**Supplied material**
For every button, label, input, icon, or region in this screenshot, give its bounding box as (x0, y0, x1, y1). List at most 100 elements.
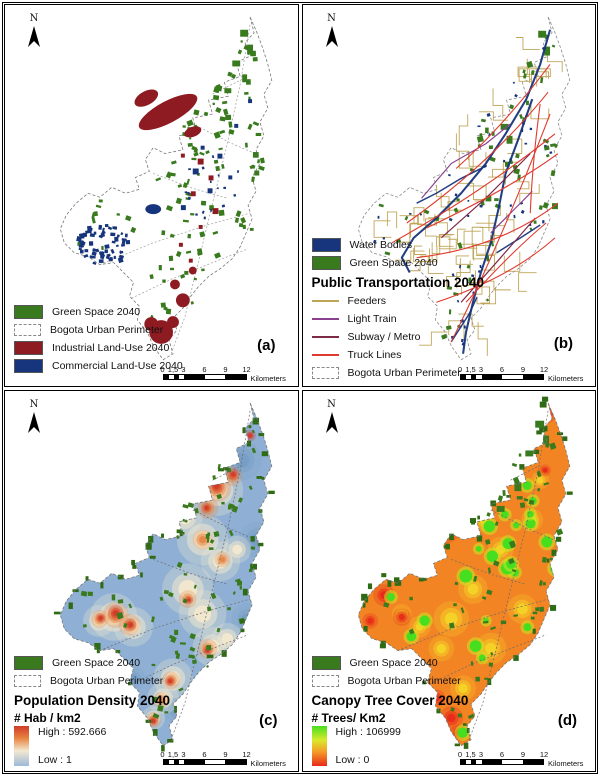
industrial-swatch (14, 340, 43, 355)
legend-label: Bogota Urban Perimeter (50, 675, 164, 687)
population-ramp-bar (14, 726, 29, 766)
panel-letter: (b) (553, 334, 573, 352)
legend-label: Green Space 2040 (52, 305, 141, 318)
population-density-map (53, 402, 275, 751)
panel-letter: (c) (259, 712, 278, 729)
scale-ticks: 0 1,5 3 6 9 12 (457, 364, 549, 374)
legend-item-perimeter: Bogota Urban Perimeter (14, 323, 183, 337)
ramp-low-label: Low : 0 (335, 754, 370, 766)
scale-bar-strip (162, 759, 247, 765)
legend-units: # Hab / km2 (14, 711, 81, 725)
scale-bar: 0 1,5 3 6 9 12 Kilometers (456, 365, 590, 383)
green-space-swatch (311, 255, 341, 270)
scale-bar: 0 1,5 3 6 9 12 Kilometers (159, 365, 293, 383)
legend-label: Green Space 2040 (349, 657, 438, 669)
legend-item-subway: Subway / Metro (311, 330, 485, 344)
north-arrow-icon (325, 26, 338, 47)
north-arrow-icon (28, 26, 40, 47)
legend-units: # Trees/ Km2 (311, 711, 386, 725)
scale-bar-strip (162, 373, 247, 380)
legend-item-green-space: Green Space 2040 (14, 656, 170, 670)
color-ramp: High : 106999 Low : 0 (311, 726, 469, 766)
scale-unit: Kilometers (250, 759, 286, 768)
legend-a: Green Space 2040 Bogota Urban Perimeter … (14, 301, 183, 377)
panel-b: N Water Bodies Green Space 2040 Public T… (301, 4, 596, 387)
panel-c: N Green Space 2040 Bogota Urban Perimete… (4, 389, 299, 772)
legend-label: Feeders (347, 294, 387, 307)
scale-bar: 0 1,5 3 6 9 12 Kilometers (159, 750, 293, 768)
panel-grid: N Green Space 2040 Bogota Urban Perimete… (4, 4, 596, 772)
scale-ticks: 0 1,5 3 6 9 12 (457, 750, 549, 759)
legend-label: Green Space 2040 (349, 256, 438, 269)
north-label: N (29, 398, 39, 410)
north-arrow-icon (325, 411, 338, 433)
north-arrow-icon (28, 411, 40, 433)
green-space-swatch (14, 304, 43, 319)
panel-letter: (a) (257, 336, 276, 354)
scale-bar-strip (460, 759, 544, 765)
canopy-cover-map (357, 396, 573, 749)
legend-label: Bogota Urban Perimeter (347, 366, 461, 379)
legend-item-perimeter: Bogota Urban Perimeter (14, 674, 170, 688)
legend-item-water: Water Bodies (311, 237, 485, 252)
truck-line-swatch (311, 353, 339, 356)
scale-unit: Kilometers (548, 373, 584, 383)
scale-unit: Kilometers (548, 759, 584, 768)
north-arrow: N (319, 13, 345, 53)
legend-item-perimeter: Bogota Urban Perimeter (311, 674, 469, 688)
panel-a: N Green Space 2040 Bogota Urban Perimete… (4, 4, 299, 387)
scale-bar: 0 1,5 3 6 9 12 Kilometers (456, 750, 590, 768)
north-arrow: N (21, 399, 47, 439)
legend-item-commercial: Commercial Land-Use 2040 (14, 358, 183, 373)
legend-item-feeders: Feeders (311, 294, 485, 308)
transport-map (357, 16, 570, 361)
legend-label: Water Bodies (349, 238, 413, 251)
legend-header: Public Transportation 2040 (311, 274, 485, 290)
green-space-swatch (14, 656, 43, 670)
light-train-line-swatch (311, 317, 339, 320)
scale-unit: Kilometers (250, 373, 286, 383)
legend-label: Bogota Urban Perimeter (50, 323, 164, 336)
legend-header: Population Density 2040 (14, 693, 171, 708)
legend-label: Light Train (347, 312, 397, 325)
legend-item-light-train: Light Train (311, 312, 485, 326)
north-arrow: N (319, 399, 345, 439)
north-label: N (29, 13, 39, 24)
ramp-high-label: High : 592.666 (38, 726, 107, 738)
ramp-high-label: High : 106999 (335, 726, 401, 738)
commercial-swatch (14, 358, 43, 373)
legend-item-green-space: Green Space 2040 (14, 304, 183, 319)
perimeter-swatch (311, 675, 339, 687)
legend-label: Industrial Land-Use 2040 (52, 341, 170, 354)
scale-ticks: 0 1,5 3 6 9 12 (160, 750, 251, 759)
legend-d: Green Space 2040 Bogota Urban Perimeter … (311, 652, 469, 766)
legend-item-green-space: Green Space 2040 (311, 656, 469, 670)
legend-c: Green Space 2040 Bogota Urban Perimeter … (14, 652, 170, 766)
panel-letter: (d) (557, 712, 577, 729)
north-label: N (327, 398, 336, 410)
subway-line-swatch (311, 335, 339, 338)
perimeter-swatch (14, 323, 41, 336)
panel-d: N Green Space 2040 Bogota Urban Perimete… (301, 389, 596, 772)
land-use-map (59, 16, 273, 361)
canopy-ramp-bar (311, 726, 327, 766)
ramp-low-label: Low : 1 (38, 754, 72, 766)
legend-label: Subway / Metro (347, 330, 421, 343)
legend-header: Canopy Tree Cover 2040 (311, 693, 469, 708)
legend-item-perimeter: Bogota Urban Perimeter (311, 366, 485, 380)
legend-label: Commercial Land-Use 2040 (52, 359, 183, 372)
feeders-line-swatch (311, 299, 339, 302)
legend-label: Green Space 2040 (52, 657, 141, 669)
legend-label: Truck Lines (347, 348, 402, 361)
north-label: N (327, 13, 336, 24)
legend-item-industrial: Industrial Land-Use 2040 (14, 340, 183, 355)
perimeter-swatch (14, 675, 41, 687)
green-space-swatch (311, 656, 341, 670)
legend-item-truck: Truck Lines (311, 348, 485, 362)
north-arrow: N (21, 13, 47, 53)
legend-label: Bogota Urban Perimeter (347, 675, 461, 687)
scale-ticks: 0 1,5 3 6 9 12 (160, 364, 251, 374)
legend-item-green-space: Green Space 2040 (311, 255, 485, 270)
water-swatch (311, 237, 341, 252)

**Task goal**
Please return each of the entries above line for line, unchanged, but leave out the pictures.

**Task response**
For every button, label, input, icon, or region in this screenshot, give its bounding box as (x0, y0, x1, y1). List at most 100 elements.
industrial-swatch (14, 340, 43, 355)
legend-label: Bogota Urban Perimeter (50, 675, 164, 687)
population-ramp-bar (14, 726, 29, 766)
panel-letter: (b) (553, 334, 573, 352)
legend-label: Green Space 2040 (52, 305, 141, 318)
population-density-map (53, 402, 275, 751)
panel-letter: (c) (259, 712, 278, 729)
scale-ticks: 0 1,5 3 6 9 12 (457, 364, 549, 374)
legend-item-perimeter: Bogota Urban Perimeter (14, 323, 183, 337)
ramp-low-label: Low : 0 (335, 754, 370, 766)
scale-bar-strip (162, 759, 247, 765)
legend-units: # Hab / km2 (14, 711, 81, 725)
scale-bar: 0 1,5 3 6 9 12 Kilometers (456, 365, 590, 383)
green-space-swatch (311, 255, 341, 270)
scale-bar: 0 1,5 3 6 9 12 Kilometers (159, 365, 293, 383)
legend-label: Green Space 2040 (349, 657, 438, 669)
legend-item-subway: Subway / Metro (311, 330, 485, 344)
north-arrow-icon (325, 26, 338, 47)
north-arrow-icon (28, 26, 40, 47)
legend-units: # Trees/ Km2 (311, 711, 386, 725)
scale-bar-strip (162, 373, 247, 380)
legend-item-green-space: Green Space 2040 (14, 656, 170, 670)
color-ramp: High : 106999 Low : 0 (311, 726, 469, 766)
scale-unit: Kilometers (250, 759, 286, 768)
legend-a: Green Space 2040 Bogota Urban Perimeter … (14, 301, 183, 377)
panel-b: N Water Bodies Green Space 2040 Public T… (301, 4, 596, 387)
panel-c: N Green Space 2040 Bogota Urban Perimete… (4, 389, 299, 772)
legend-label: Feeders (347, 294, 387, 307)
scale-bar: 0 1,5 3 6 9 12 Kilometers (159, 750, 293, 768)
panel-grid: N Green Space 2040 Bogota Urban Perimete… (4, 4, 596, 772)
scale-ticks: 0 1,5 3 6 9 12 (457, 750, 549, 759)
legend-label: Green Space 2040 (349, 256, 438, 269)
north-label: N (29, 398, 39, 410)
north-arrow-icon (325, 411, 338, 433)
north-arrow-icon (28, 411, 40, 433)
green-space-swatch (14, 304, 43, 319)
panel-letter: (a) (257, 336, 276, 354)
scale-bar-strip (460, 759, 544, 765)
canopy-cover-map (357, 396, 573, 749)
legend-label: Bogota Urban Perimeter (347, 366, 461, 379)
legend-item-perimeter: Bogota Urban Perimeter (14, 674, 170, 688)
legend-item-water: Water Bodies (311, 237, 485, 252)
truck-line-swatch (311, 353, 339, 356)
scale-unit: Kilometers (548, 373, 584, 383)
scale-unit: Kilometers (548, 759, 584, 768)
north-arrow: N (319, 13, 345, 53)
legend-item-perimeter: Bogota Urban Perimeter (311, 674, 469, 688)
panel-a: N Green Space 2040 Bogota Urban Perimete… (4, 4, 299, 387)
scale-bar: 0 1,5 3 6 9 12 Kilometers (456, 750, 590, 768)
north-arrow: N (21, 399, 47, 439)
legend-item-commercial: Commercial Land-Use 2040 (14, 358, 183, 373)
legend-item-feeders: Feeders (311, 294, 485, 308)
transport-map (357, 16, 570, 361)
legend-label: Water Bodies (349, 238, 413, 251)
legend-header: Public Transportation 2040 (311, 274, 485, 290)
green-space-swatch (14, 656, 43, 670)
light-train-line-swatch (311, 317, 339, 320)
scale-unit: Kilometers (250, 373, 286, 383)
legend-label: Bogota Urban Perimeter (50, 323, 164, 336)
legend-header: Population Density 2040 (14, 693, 171, 708)
legend-label: Light Train (347, 312, 397, 325)
legend-item-light-train: Light Train (311, 312, 485, 326)
north-arrow: N (319, 399, 345, 439)
north-label: N (29, 13, 39, 24)
ramp-high-label: High : 592.666 (38, 726, 107, 738)
ramp-high-label: High : 106999 (335, 726, 401, 738)
commercial-swatch (14, 358, 43, 373)
legend-item-green-space: Green Space 2040 (14, 304, 183, 319)
perimeter-swatch (311, 675, 339, 687)
legend-label: Industrial Land-Use 2040 (52, 341, 170, 354)
scale-ticks: 0 1,5 3 6 9 12 (160, 750, 251, 759)
legend-d: Green Space 2040 Bogota Urban Perimeter … (311, 652, 469, 766)
legend-item-green-space: Green Space 2040 (311, 656, 469, 670)
legend-c: Green Space 2040 Bogota Urban Perimeter … (14, 652, 170, 766)
panel-letter: (d) (557, 712, 577, 729)
north-label: N (327, 398, 336, 410)
subway-line-swatch (311, 335, 339, 338)
perimeter-swatch (14, 323, 41, 336)
panel-d: N Green Space 2040 Bogota Urban Perimete… (301, 389, 596, 772)
land-use-map (59, 16, 273, 361)
canopy-ramp-bar (311, 726, 327, 766)
ramp-low-label: Low : 1 (38, 754, 72, 766)
legend-label: Subway / Metro (347, 330, 421, 343)
legend-header: Canopy Tree Cover 2040 (311, 693, 469, 708)
legend-item-perimeter: Bogota Urban Perimeter (311, 366, 485, 380)
legend-label: Commercial Land-Use 2040 (52, 359, 183, 372)
feeders-line-swatch (311, 299, 339, 302)
legend-label: Green Space 2040 (52, 657, 141, 669)
legend-label: Truck Lines (347, 348, 402, 361)
north-label: N (327, 13, 336, 24)
legend-item-industrial: Industrial Land-Use 2040 (14, 340, 183, 355)
perimeter-swatch (14, 675, 41, 687)
green-space-swatch (311, 656, 341, 670)
legend-item-truck: Truck Lines (311, 348, 485, 362)
north-arrow: N (21, 13, 47, 53)
legend-label: Bogota Urban Perimeter (347, 675, 461, 687)
scale-ticks: 0 1,5 3 6 9 12 (160, 364, 251, 374)
legend-item-green-space: Green Space 2040 (311, 255, 485, 270)
water-swatch (311, 237, 341, 252)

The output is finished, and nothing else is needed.